— Begin LISTED RECORDS —

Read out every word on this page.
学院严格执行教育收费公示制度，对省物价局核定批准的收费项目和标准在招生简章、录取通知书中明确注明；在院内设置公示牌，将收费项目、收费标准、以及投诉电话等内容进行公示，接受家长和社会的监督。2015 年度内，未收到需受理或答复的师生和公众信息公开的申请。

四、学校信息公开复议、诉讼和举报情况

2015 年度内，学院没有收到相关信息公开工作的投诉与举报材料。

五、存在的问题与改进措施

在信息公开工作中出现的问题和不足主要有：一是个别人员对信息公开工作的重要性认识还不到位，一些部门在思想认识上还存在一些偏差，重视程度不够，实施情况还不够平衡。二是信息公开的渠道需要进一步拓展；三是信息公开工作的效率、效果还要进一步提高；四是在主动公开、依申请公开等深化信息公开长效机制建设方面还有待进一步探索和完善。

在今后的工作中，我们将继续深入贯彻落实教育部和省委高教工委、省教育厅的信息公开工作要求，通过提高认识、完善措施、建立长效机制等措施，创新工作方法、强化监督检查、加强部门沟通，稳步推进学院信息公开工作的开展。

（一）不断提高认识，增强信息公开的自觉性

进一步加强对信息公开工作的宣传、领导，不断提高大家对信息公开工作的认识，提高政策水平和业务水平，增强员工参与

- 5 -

— End LISTED RECORDS —

## WHAT THE TASK REQUIRES:
Every record shown above should be written out again exactly.

## FULL OUTPUT:
Read out every word on this page.
学院严格执行教育收费公示制度，对省物价局核定批准的收费项目和标准在招生简章、录取通知书中明确注明；在院内设置公示牌，将收费项目、收费标准、以及投诉电话等内容进行公示，接受家长和社会的监督。2015 年度内，未收到需受理或答复的师生和公众信息公开的申请。

四、学校信息公开复议、诉讼和举报情况

2015 年度内，学院没有收到相关信息公开工作的投诉与举报材料。

五、存在的问题与改进措施

在信息公开工作中出现的问题和不足主要有：一是个别人员对信息公开工作的重要性认识还不到位，一些部门在思想认识上还存在一些偏差，重视程度不够，实施情况还不够平衡。二是信息公开的渠道需要进一步拓展；三是信息公开工作的效率、效果还要进一步提高；四是在主动公开、依申请公开等深化信息公开长效机制建设方面还有待进一步探索和完善。

在今后的工作中，我们将继续深入贯彻落实教育部和省委高教工委、省教育厅的信息公开工作要求，通过提高认识、完善措施、建立长效机制等措施，创新工作方法、强化监督检查、加强部门沟通，稳步推进学院信息公开工作的开展。

（一）不断提高认识，增强信息公开的自觉性

进一步加强对信息公开工作的宣传、领导，不断提高大家对信息公开工作的认识，提高政策水平和业务水平，增强员工参与

- 5 -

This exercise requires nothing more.